Write out the whole listing word for word.
=======
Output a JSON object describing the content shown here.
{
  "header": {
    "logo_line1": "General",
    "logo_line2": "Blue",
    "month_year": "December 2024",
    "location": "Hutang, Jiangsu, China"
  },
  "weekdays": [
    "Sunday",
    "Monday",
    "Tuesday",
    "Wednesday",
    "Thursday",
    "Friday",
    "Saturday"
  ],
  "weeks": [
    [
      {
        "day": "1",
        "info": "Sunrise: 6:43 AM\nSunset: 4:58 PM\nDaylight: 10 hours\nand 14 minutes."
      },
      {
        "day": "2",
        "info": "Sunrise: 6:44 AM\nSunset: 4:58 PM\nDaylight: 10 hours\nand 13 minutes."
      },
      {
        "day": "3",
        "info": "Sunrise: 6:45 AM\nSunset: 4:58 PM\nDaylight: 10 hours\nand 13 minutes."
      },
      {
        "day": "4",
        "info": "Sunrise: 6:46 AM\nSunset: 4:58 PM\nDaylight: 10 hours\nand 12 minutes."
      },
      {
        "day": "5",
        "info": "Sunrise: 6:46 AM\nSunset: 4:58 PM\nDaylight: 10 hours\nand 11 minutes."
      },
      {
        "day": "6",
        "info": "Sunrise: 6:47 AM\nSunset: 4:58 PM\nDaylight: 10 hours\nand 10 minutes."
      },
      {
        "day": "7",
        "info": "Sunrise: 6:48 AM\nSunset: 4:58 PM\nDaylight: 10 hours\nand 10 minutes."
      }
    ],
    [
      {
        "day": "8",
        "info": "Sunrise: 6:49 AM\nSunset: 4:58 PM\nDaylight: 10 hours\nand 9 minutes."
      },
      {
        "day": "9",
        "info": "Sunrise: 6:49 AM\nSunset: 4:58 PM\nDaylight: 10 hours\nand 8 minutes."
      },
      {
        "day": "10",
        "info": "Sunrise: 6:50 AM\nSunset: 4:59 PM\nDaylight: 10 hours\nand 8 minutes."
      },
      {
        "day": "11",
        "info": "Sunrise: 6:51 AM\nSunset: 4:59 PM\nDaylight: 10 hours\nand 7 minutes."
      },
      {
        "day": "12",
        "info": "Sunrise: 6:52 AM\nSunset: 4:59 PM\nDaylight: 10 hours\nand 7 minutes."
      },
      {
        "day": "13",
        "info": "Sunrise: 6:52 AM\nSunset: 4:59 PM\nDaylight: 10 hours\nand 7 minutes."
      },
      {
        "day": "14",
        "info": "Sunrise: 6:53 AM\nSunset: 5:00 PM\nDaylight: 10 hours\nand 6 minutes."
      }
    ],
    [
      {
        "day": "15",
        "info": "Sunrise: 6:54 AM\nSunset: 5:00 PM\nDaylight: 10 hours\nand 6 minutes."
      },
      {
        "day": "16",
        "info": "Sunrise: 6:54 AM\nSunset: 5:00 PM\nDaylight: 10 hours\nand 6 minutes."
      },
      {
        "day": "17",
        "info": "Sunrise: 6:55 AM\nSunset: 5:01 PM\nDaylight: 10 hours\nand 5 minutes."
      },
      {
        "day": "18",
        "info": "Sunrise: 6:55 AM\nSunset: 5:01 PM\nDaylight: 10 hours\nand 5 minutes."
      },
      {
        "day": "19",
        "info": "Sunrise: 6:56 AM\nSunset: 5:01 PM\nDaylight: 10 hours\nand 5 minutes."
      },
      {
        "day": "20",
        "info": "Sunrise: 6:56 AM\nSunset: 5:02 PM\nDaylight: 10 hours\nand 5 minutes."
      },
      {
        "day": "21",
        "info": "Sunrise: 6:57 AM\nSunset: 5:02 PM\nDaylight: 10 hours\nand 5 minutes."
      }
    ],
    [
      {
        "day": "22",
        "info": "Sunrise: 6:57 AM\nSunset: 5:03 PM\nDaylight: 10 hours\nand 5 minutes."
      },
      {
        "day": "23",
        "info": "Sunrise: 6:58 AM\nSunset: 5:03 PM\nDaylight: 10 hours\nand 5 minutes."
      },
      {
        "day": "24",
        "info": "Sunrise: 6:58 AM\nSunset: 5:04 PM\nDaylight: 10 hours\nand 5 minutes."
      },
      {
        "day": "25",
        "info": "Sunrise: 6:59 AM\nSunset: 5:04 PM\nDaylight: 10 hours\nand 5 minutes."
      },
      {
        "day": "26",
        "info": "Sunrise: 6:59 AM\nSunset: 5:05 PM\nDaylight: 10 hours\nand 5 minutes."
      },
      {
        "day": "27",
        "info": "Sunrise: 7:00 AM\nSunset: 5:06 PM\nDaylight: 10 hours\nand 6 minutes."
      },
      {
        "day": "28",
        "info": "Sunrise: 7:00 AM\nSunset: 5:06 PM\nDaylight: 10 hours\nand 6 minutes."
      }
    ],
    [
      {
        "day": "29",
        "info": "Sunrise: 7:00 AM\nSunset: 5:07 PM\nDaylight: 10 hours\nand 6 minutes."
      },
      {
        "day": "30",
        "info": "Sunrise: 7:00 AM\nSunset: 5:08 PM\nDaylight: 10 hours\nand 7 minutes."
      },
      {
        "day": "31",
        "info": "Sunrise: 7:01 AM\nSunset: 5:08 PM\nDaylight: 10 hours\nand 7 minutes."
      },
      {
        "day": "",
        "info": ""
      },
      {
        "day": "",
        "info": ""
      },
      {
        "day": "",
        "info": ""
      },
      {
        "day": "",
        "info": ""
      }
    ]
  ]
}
=======
COMPLETE RESPONSE —
Output a JSON object describing the content shown here.
{
  "header": {
    "logo_line1": "General",
    "logo_line2": "Blue",
    "month_year": "December 2024",
    "location": "Hutang, Jiangsu, China"
  },
  "weekdays": [
    "Sunday",
    "Monday",
    "Tuesday",
    "Wednesday",
    "Thursday",
    "Friday",
    "Saturday"
  ],
  "weeks": [
    [
      {
        "day": "1",
        "info": "Sunrise: 6:43 AM\nSunset: 4:58 PM\nDaylight: 10 hours\nand 14 minutes."
      },
      {
        "day": "2",
        "info": "Sunrise: 6:44 AM\nSunset: 4:58 PM\nDaylight: 10 hours\nand 13 minutes."
      },
      {
        "day": "3",
        "info": "Sunrise: 6:45 AM\nSunset: 4:58 PM\nDaylight: 10 hours\nand 13 minutes."
      },
      {
        "day": "4",
        "info": "Sunrise: 6:46 AM\nSunset: 4:58 PM\nDaylight: 10 hours\nand 12 minutes."
      },
      {
        "day": "5",
        "info": "Sunrise: 6:46 AM\nSunset: 4:58 PM\nDaylight: 10 hours\nand 11 minutes."
      },
      {
        "day": "6",
        "info": "Sunrise: 6:47 AM\nSunset: 4:58 PM\nDaylight: 10 hours\nand 10 minutes."
      },
      {
        "day": "7",
        "info": "Sunrise: 6:48 AM\nSunset: 4:58 PM\nDaylight: 10 hours\nand 10 minutes."
      }
    ],
    [
      {
        "day": "8",
        "info": "Sunrise: 6:49 AM\nSunset: 4:58 PM\nDaylight: 10 hours\nand 9 minutes."
      },
      {
        "day": "9",
        "info": "Sunrise: 6:49 AM\nSunset: 4:58 PM\nDaylight: 10 hours\nand 8 minutes."
      },
      {
        "day": "10",
        "info": "Sunrise: 6:50 AM\nSunset: 4:59 PM\nDaylight: 10 hours\nand 8 minutes."
      },
      {
        "day": "11",
        "info": "Sunrise: 6:51 AM\nSunset: 4:59 PM\nDaylight: 10 hours\nand 7 minutes."
      },
      {
        "day": "12",
        "info": "Sunrise: 6:52 AM\nSunset: 4:59 PM\nDaylight: 10 hours\nand 7 minutes."
      },
      {
        "day": "13",
        "info": "Sunrise: 6:52 AM\nSunset: 4:59 PM\nDaylight: 10 hours\nand 7 minutes."
      },
      {
        "day": "14",
        "info": "Sunrise: 6:53 AM\nSunset: 5:00 PM\nDaylight: 10 hours\nand 6 minutes."
      }
    ],
    [
      {
        "day": "15",
        "info": "Sunrise: 6:54 AM\nSunset: 5:00 PM\nDaylight: 10 hours\nand 6 minutes."
      },
      {
        "day": "16",
        "info": "Sunrise: 6:54 AM\nSunset: 5:00 PM\nDaylight: 10 hours\nand 6 minutes."
      },
      {
        "day": "17",
        "info": "Sunrise: 6:55 AM\nSunset: 5:01 PM\nDaylight: 10 hours\nand 5 minutes."
      },
      {
        "day": "18",
        "info": "Sunrise: 6:55 AM\nSunset: 5:01 PM\nDaylight: 10 hours\nand 5 minutes."
      },
      {
        "day": "19",
        "info": "Sunrise: 6:56 AM\nSunset: 5:01 PM\nDaylight: 10 hours\nand 5 minutes."
      },
      {
        "day": "20",
        "info": "Sunrise: 6:56 AM\nSunset: 5:02 PM\nDaylight: 10 hours\nand 5 minutes."
      },
      {
        "day": "21",
        "info": "Sunrise: 6:57 AM\nSunset: 5:02 PM\nDaylight: 10 hours\nand 5 minutes."
      }
    ],
    [
      {
        "day": "22",
        "info": "Sunrise: 6:57 AM\nSunset: 5:03 PM\nDaylight: 10 hours\nand 5 minutes."
      },
      {
        "day": "23",
        "info": "Sunrise: 6:58 AM\nSunset: 5:03 PM\nDaylight: 10 hours\nand 5 minutes."
      },
      {
        "day": "24",
        "info": "Sunrise: 6:58 AM\nSunset: 5:04 PM\nDaylight: 10 hours\nand 5 minutes."
      },
      {
        "day": "25",
        "info": "Sunrise: 6:59 AM\nSunset: 5:04 PM\nDaylight: 10 hours\nand 5 minutes."
      },
      {
        "day": "26",
        "info": "Sunrise: 6:59 AM\nSunset: 5:05 PM\nDaylight: 10 hours\nand 5 minutes."
      },
      {
        "day": "27",
        "info": "Sunrise: 7:00 AM\nSunset: 5:06 PM\nDaylight: 10 hours\nand 6 minutes."
      },
      {
        "day": "28",
        "info": "Sunrise: 7:00 AM\nSunset: 5:06 PM\nDaylight: 10 hours\nand 6 minutes."
      }
    ],
    [
      {
        "day": "29",
        "info": "Sunrise: 7:00 AM\nSunset: 5:07 PM\nDaylight: 10 hours\nand 6 minutes."
      },
      {
        "day": "30",
        "info": "Sunrise: 7:00 AM\nSunset: 5:08 PM\nDaylight: 10 hours\nand 7 minutes."
      },
      {
        "day": "31",
        "info": "Sunrise: 7:01 AM\nSunset: 5:08 PM\nDaylight: 10 hours\nand 7 minutes."
      },
      {
        "day": "",
        "info": ""
      },
      {
        "day": "",
        "info": ""
      },
      {
        "day": "",
        "info": ""
      },
      {
        "day": "",
        "info": ""
      }
    ]
  ]
}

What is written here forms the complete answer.